◆ THE TASK:
Rewrite every line of the listing below as a numbered list, leaving out blank lines and omitting the pictures.

Labeled region listing
** BEGIN **

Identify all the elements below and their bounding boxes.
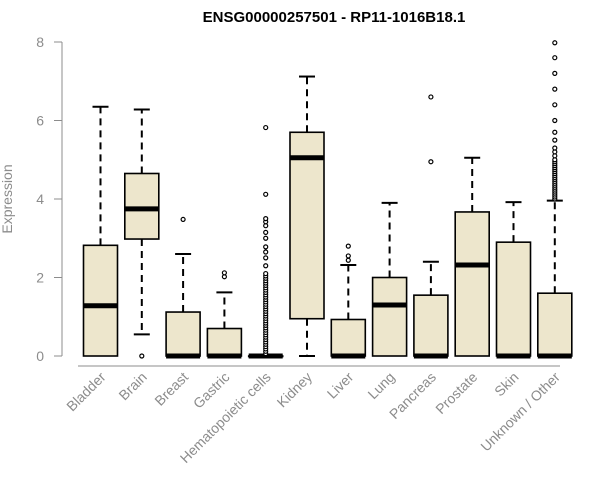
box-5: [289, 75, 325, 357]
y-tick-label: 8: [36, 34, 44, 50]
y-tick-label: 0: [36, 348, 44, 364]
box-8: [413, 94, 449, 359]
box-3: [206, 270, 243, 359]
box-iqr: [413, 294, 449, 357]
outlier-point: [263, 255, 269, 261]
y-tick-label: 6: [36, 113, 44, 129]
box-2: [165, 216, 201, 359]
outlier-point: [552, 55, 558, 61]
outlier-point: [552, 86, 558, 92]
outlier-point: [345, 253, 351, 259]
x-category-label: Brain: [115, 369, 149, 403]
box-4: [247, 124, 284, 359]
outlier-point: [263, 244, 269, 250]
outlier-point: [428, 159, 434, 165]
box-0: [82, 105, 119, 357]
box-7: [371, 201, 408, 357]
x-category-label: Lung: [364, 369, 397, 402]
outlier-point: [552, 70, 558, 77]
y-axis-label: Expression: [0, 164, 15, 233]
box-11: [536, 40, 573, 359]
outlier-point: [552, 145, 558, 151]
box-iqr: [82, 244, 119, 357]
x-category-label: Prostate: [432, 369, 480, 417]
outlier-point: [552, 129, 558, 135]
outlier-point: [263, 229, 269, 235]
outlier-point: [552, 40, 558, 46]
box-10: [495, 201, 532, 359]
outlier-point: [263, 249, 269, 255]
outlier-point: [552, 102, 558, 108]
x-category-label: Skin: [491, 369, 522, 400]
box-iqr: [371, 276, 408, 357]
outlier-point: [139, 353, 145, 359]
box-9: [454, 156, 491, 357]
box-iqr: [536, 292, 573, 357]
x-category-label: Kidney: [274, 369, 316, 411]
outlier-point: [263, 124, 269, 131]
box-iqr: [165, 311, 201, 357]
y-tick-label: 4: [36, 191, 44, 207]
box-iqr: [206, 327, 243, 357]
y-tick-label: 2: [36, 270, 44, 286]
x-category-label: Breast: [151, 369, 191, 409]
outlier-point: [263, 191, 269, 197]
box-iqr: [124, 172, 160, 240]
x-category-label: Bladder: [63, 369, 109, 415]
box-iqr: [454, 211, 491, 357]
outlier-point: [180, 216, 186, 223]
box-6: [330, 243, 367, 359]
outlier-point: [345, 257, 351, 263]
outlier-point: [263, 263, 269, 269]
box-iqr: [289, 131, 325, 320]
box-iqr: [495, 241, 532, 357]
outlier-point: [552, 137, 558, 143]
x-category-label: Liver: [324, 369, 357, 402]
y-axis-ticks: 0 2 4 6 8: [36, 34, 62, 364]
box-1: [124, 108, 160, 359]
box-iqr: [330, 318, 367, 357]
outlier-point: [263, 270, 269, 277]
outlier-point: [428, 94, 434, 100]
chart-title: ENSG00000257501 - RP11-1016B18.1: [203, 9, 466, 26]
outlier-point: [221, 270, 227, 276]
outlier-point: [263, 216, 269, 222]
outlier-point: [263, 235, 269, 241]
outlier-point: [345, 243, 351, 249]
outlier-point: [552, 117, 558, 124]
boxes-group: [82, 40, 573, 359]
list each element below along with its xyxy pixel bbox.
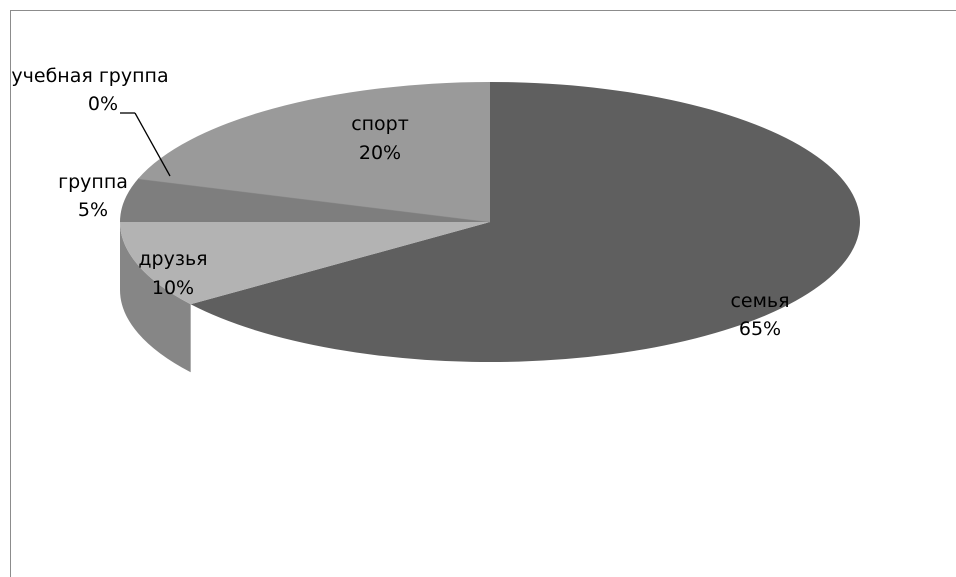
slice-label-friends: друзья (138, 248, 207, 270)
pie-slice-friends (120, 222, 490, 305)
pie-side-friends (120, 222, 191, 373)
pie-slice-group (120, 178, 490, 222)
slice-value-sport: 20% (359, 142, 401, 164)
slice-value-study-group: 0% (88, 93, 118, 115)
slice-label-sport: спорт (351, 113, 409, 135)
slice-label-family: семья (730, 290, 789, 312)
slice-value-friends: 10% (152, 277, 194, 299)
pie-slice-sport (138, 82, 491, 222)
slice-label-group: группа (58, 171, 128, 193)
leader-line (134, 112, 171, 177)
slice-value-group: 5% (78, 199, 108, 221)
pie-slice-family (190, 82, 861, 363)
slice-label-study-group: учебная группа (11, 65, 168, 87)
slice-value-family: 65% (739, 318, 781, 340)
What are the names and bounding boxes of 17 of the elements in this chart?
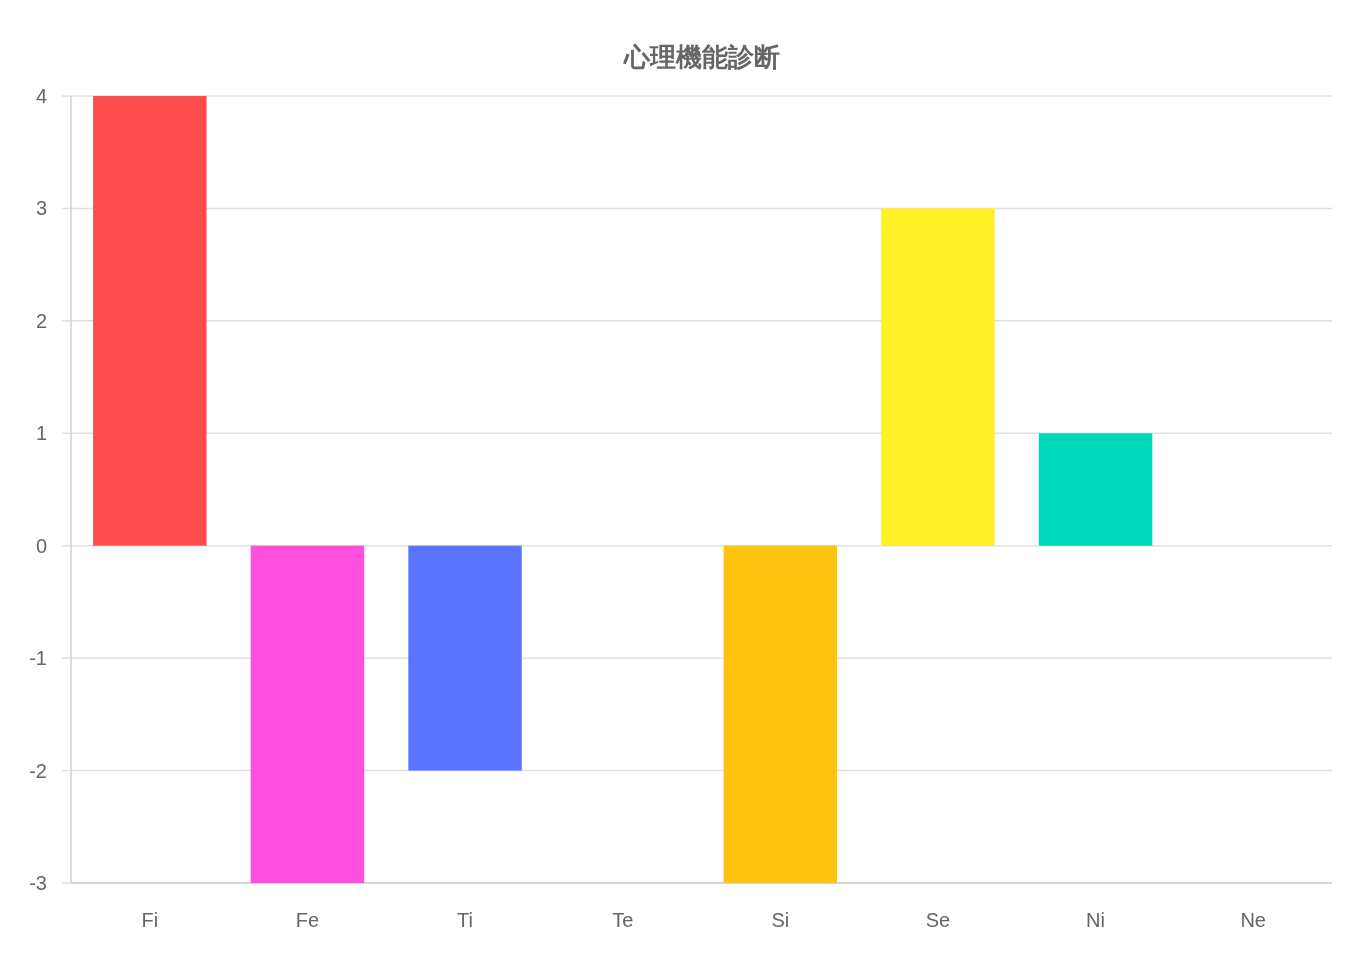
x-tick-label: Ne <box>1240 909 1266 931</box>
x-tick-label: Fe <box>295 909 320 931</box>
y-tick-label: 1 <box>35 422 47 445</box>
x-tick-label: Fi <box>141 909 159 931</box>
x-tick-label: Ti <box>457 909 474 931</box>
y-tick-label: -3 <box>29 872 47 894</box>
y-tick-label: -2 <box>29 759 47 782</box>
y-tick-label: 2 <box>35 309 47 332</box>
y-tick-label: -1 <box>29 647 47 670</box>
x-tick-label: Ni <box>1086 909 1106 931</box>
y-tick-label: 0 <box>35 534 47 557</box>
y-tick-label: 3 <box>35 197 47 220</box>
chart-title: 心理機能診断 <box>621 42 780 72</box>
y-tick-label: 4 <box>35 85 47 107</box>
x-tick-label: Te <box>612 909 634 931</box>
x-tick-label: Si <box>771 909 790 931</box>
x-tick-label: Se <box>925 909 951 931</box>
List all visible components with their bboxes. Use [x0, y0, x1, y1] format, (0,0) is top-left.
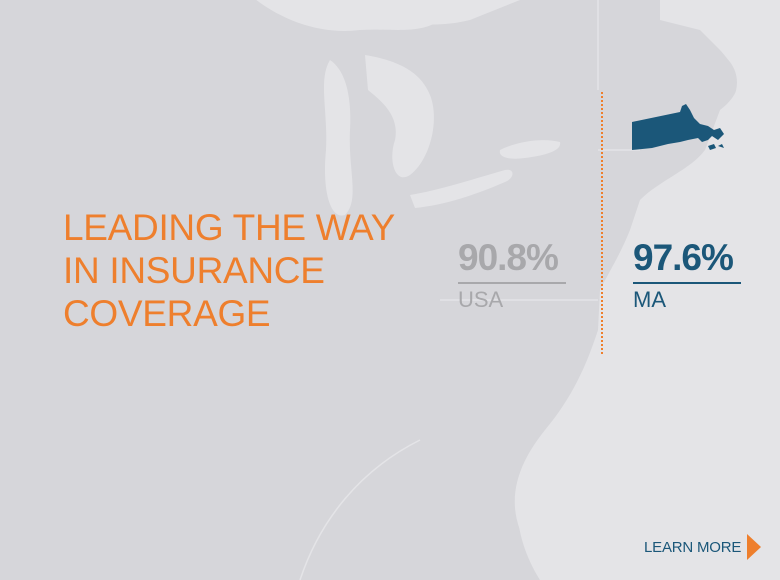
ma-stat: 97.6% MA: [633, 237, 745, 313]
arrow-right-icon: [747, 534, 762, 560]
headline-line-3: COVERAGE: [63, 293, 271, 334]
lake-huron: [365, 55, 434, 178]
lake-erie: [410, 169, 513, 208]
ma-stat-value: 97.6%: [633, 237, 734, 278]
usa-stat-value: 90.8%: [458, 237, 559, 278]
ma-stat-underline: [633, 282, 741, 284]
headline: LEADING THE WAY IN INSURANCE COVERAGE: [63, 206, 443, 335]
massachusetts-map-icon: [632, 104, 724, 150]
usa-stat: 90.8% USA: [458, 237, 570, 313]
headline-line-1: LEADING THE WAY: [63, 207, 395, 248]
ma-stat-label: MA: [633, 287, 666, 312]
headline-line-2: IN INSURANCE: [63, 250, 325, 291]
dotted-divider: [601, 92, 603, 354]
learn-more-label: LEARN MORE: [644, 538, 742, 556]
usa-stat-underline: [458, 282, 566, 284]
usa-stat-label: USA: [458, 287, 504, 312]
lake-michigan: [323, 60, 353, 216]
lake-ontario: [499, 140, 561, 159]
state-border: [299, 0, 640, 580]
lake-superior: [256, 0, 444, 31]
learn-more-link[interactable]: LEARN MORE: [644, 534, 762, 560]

** END **

◆ RESULT OF THE EXERCISE:
1. Identify all the elements below and their bounding boxes.
2. box-5: [289, 75, 325, 357]
3. y-tick-label: 8: [36, 34, 44, 50]
4. y-tick-label: 0: [36, 348, 44, 364]
5. box-8: [413, 94, 449, 359]
6. box-3: [206, 270, 243, 359]
7. box-iqr: [413, 294, 449, 357]
8. outlier-point: [263, 255, 269, 261]
9. y-tick-label: 6: [36, 113, 44, 129]
10. box-2: [165, 216, 201, 359]
11. outlier-point: [552, 55, 558, 61]
12. outlier-point: [552, 86, 558, 92]
13. outlier-point: [345, 253, 351, 259]
14. x-category-label: Brain: [115, 369, 149, 403]
15. box-4: [247, 124, 284, 359]
16. outlier-point: [263, 244, 269, 250]
17. outlier-point: [428, 159, 434, 165]
18. box-0: [82, 105, 119, 357]
19. box-7: [371, 201, 408, 357]
20. x-category-label: Lung: [364, 369, 397, 402]
21. outlier-point: [552, 70, 558, 77]
22. y-axis-label: Expression: [0, 164, 15, 233]
23. box-11: [536, 40, 573, 359]
24. outlier-point: [552, 145, 558, 151]
25. box-iqr: [82, 244, 119, 357]
26. x-category-label: Prostate: [432, 369, 480, 417]
27. outlier-point: [552, 129, 558, 135]
28. outlier-point: [263, 229, 269, 235]
29. outlier-point: [552, 40, 558, 46]
30. box-10: [495, 201, 532, 359]
31. outlier-point: [263, 249, 269, 255]
32. outlier-point: [552, 102, 558, 108]
33. x-category-label: Skin: [491, 369, 522, 400]
34. box-iqr: [371, 276, 408, 357]
35. outlier-point: [139, 353, 145, 359]
36. box-9: [454, 156, 491, 357]
37. box-iqr: [536, 292, 573, 357]
38. x-category-label: Kidney: [274, 369, 316, 411]
39. outlier-point: [263, 124, 269, 131]
40. box-iqr: [165, 311, 201, 357]
41. y-tick-label: 4: [36, 191, 44, 207]
42. box-iqr: [206, 327, 243, 357]
43. y-tick-label: 2: [36, 270, 44, 286]
44. x-category-label: Breast: [151, 369, 191, 409]
45. outlier-point: [263, 191, 269, 197]
46. box-iqr: [124, 172, 160, 240]
47. x-category-label: Bladder: [63, 369, 109, 415]
48. box-iqr: [454, 211, 491, 357]
49. outlier-point: [180, 216, 186, 223]
50. box-6: [330, 243, 367, 359]
51. outlier-point: [345, 257, 351, 263]
52. outlier-point: [263, 263, 269, 269]
53. box-iqr: [289, 131, 325, 320]
54. box-iqr: [495, 241, 532, 357]
55. outlier-point: [552, 137, 558, 143]
56. x-category-label: Liver: [324, 369, 357, 402]
57. y-axis-ticks: 0 2 4 6 8: [36, 34, 62, 364]
58. box-1: [124, 108, 160, 359]
59. box-iqr: [330, 318, 367, 357]
60. outlier-point: [263, 270, 269, 277]
61. outlier-point: [428, 94, 434, 100]
62. chart-title: ENSG00000257501 - RP11-1016B18.1: [203, 9, 466, 26]
63. outlier-point: [221, 270, 227, 276]
64. outlier-point: [263, 216, 269, 222]
65. outlier-point: [263, 235, 269, 241]
66. outlier-point: [345, 243, 351, 249]
67. outlier-point: [552, 117, 558, 124]
68. boxes-group: [82, 40, 573, 359]
69. list each element below along with its xyxy pixel bbox.
70. slice-label-friends: друзья (138, 248, 207, 270)
71. pie-slice-friends (120, 222, 490, 305)
72. pie-side-friends (120, 222, 191, 373)
73. pie-slice-group (120, 178, 490, 222)
74. slice-value-sport: 20% (359, 142, 401, 164)
75. slice-value-study-group: 0% (88, 93, 118, 115)
76. slice-label-sport: спорт (351, 113, 409, 135)
77. slice-label-family: семья (730, 290, 789, 312)
78. slice-value-friends: 10% (152, 277, 194, 299)
79. pie-slice-sport (138, 82, 491, 222)
80. slice-label-group: группа (58, 171, 128, 193)
81. leader-line (134, 112, 171, 177)
82. slice-value-group: 5% (78, 199, 108, 221)
83. pie-slice-family (190, 82, 861, 363)
84. slice-label-study-group: учебная группа (11, 65, 168, 87)
85. slice-value-family: 65% (739, 318, 781, 340)
86. What are the names and bounding boxes of 17 of the elements in this chart?
87. x-tick-label: Ne <box>1240 909 1266 931</box>
88. x-tick-label: Fe <box>295 909 320 931</box>
89. y-tick-label: 1 <box>35 422 47 445</box>
90. x-tick-label: Fi <box>141 909 159 931</box>
91. x-tick-label: Ti <box>457 909 474 931</box>
92. y-tick-label: -3 <box>29 872 47 894</box>
93. y-tick-label: -2 <box>29 759 47 782</box>
94. y-tick-label: 2 <box>35 309 47 332</box>
95. y-tick-label: -1 <box>29 647 47 670</box>
96. x-tick-label: Ni <box>1086 909 1106 931</box>
97. y-tick-label: 0 <box>35 534 47 557</box>
98. y-tick-label: 3 <box>35 197 47 220</box>
99. chart-title: 心理機能診断 <box>621 42 780 72</box>
100. y-tick-label: 4 <box>35 85 47 107</box>
101. x-tick-label: Te <box>612 909 634 931</box>
102. x-tick-label: Si <box>771 909 790 931</box>
103. x-tick-label: Se <box>925 909 951 931</box>
104. List all visible components with their bboxes. Use [x0, y0, x1, y1] format, (0,0) is top-left.
105. ma-stat: 97.6% MA: [633, 237, 745, 313]
106. arrow-right-icon: [747, 534, 762, 560]
107. headline-line-3: COVERAGE: [63, 293, 271, 334]
108. lake-huron: [365, 55, 434, 178]
109. lake-erie: [410, 169, 513, 208]
110. ma-stat-value: 97.6%: [633, 237, 734, 278]
111. usa-stat-value: 90.8%: [458, 237, 559, 278]
112. ma-stat-underline: [633, 282, 741, 284]
113. headline: LEADING THE WAY IN INSURANCE COVERAGE: [63, 206, 443, 335]
114. massachusetts-map-icon: [632, 104, 724, 150]
115. usa-stat: 90.8% USA: [458, 237, 570, 313]
116. headline-line-1: LEADING THE WAY: [63, 207, 395, 248]
117. ma-stat-label: MA: [633, 287, 666, 312]
118. headline-line-2: IN INSURANCE: [63, 250, 325, 291]
119. dotted-divider: [601, 92, 603, 354]
120. learn-more-label: LEARN MORE: [644, 538, 742, 556]
121. usa-stat-underline: [458, 282, 566, 284]
122. usa-stat-label: USA: [458, 287, 504, 312]
123. lake-michigan: [323, 60, 353, 216]
124. lake-ontario: [499, 140, 561, 159]
125. state-border: [299, 0, 640, 580]
126. lake-superior: [256, 0, 444, 31]
127. learn-more-link[interactable]: LEARN MORE: [644, 534, 762, 560]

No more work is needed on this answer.